● DATA ROWS
--------

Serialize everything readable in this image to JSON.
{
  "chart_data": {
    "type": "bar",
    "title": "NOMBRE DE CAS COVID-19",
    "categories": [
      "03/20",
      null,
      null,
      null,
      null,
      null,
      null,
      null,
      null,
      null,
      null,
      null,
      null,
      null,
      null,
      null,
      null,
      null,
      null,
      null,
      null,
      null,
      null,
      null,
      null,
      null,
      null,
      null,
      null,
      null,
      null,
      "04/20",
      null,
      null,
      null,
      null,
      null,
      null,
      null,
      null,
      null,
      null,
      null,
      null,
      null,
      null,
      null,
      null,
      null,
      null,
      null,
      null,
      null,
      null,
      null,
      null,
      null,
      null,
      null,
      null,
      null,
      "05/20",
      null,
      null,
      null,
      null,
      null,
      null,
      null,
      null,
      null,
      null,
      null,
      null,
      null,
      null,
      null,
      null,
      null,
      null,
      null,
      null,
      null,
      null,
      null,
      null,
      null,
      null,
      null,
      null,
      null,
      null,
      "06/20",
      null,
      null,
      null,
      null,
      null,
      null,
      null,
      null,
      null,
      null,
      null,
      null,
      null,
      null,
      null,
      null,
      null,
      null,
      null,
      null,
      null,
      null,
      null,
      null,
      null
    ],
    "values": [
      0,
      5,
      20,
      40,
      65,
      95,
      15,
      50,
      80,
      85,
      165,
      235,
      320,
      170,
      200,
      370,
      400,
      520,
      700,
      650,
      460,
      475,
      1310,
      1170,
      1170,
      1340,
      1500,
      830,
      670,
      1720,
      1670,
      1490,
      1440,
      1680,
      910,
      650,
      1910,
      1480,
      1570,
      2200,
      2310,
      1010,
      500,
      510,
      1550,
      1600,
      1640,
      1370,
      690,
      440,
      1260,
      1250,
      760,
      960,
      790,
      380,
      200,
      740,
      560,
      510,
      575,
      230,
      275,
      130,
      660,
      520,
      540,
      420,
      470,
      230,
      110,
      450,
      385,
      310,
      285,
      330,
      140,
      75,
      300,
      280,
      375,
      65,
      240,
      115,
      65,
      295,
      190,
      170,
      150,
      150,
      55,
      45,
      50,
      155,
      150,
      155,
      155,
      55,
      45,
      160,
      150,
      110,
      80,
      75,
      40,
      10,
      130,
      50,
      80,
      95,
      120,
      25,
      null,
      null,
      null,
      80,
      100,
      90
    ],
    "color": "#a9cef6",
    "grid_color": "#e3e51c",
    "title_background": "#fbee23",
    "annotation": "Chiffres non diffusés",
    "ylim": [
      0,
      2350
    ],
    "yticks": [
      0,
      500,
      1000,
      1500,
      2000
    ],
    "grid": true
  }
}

--------

● WRITTEN REQUEST
Give the data again, exactly as it stands.

● RESULT OF THE EXERCISE
Serialize everything readable in this image to JSON.
{
  "chart_data": {
    "type": "bar",
    "title": "NOMBRE DE CAS COVID-19",
    "categories": [
      "03/20",
      null,
      null,
      null,
      null,
      null,
      null,
      null,
      null,
      null,
      null,
      null,
      null,
      null,
      null,
      null,
      null,
      null,
      null,
      null,
      null,
      null,
      null,
      null,
      null,
      null,
      null,
      null,
      null,
      null,
      null,
      "04/20",
      null,
      null,
      null,
      null,
      null,
      null,
      null,
      null,
      null,
      null,
      null,
      null,
      null,
      null,
      null,
      null,
      null,
      null,
      null,
      null,
      null,
      null,
      null,
      null,
      null,
      null,
      null,
      null,
      null,
      "05/20",
      null,
      null,
      null,
      null,
      null,
      null,
      null,
      null,
      null,
      null,
      null,
      null,
      null,
      null,
      null,
      null,
      null,
      null,
      null,
      null,
      null,
      null,
      null,
      null,
      null,
      null,
      null,
      null,
      null,
      null,
      "06/20",
      null,
      null,
      null,
      null,
      null,
      null,
      null,
      null,
      null,
      null,
      null,
      null,
      null,
      null,
      null,
      null,
      null,
      null,
      null,
      null,
      null,
      null,
      null,
      null,
      null
    ],
    "values": [
      0,
      5,
      20,
      40,
      65,
      95,
      15,
      50,
      80,
      85,
      165,
      235,
      320,
      170,
      200,
      370,
      400,
      520,
      700,
      650,
      460,
      475,
      1310,
      1170,
      1170,
      1340,
      1500,
      830,
      670,
      1720,
      1670,
      1490,
      1440,
      1680,
      910,
      650,
      1910,
      1480,
      1570,
      2200,
      2310,
      1010,
      500,
      510,
      1550,
      1600,
      1640,
      1370,
      690,
      440,
      1260,
      1250,
      760,
      960,
      790,
      380,
      200,
      740,
      560,
      510,
      575,
      230,
      275,
      130,
      660,
      520,
      540,
      420,
      470,
      230,
      110,
      450,
      385,
      310,
      285,
      330,
      140,
      75,
      300,
      280,
      375,
      65,
      240,
      115,
      65,
      295,
      190,
      170,
      150,
      150,
      55,
      45,
      50,
      155,
      150,
      155,
      155,
      55,
      45,
      160,
      150,
      110,
      80,
      75,
      40,
      10,
      130,
      50,
      80,
      95,
      120,
      25,
      null,
      null,
      null,
      80,
      100,
      90
    ],
    "color": "#a9cef6",
    "grid_color": "#e3e51c",
    "title_background": "#fbee23",
    "annotation": "Chiffres non diffusés",
    "ylim": [
      0,
      2350
    ],
    "yticks": [
      0,
      500,
      1000,
      1500,
      2000
    ],
    "grid": true
  }
}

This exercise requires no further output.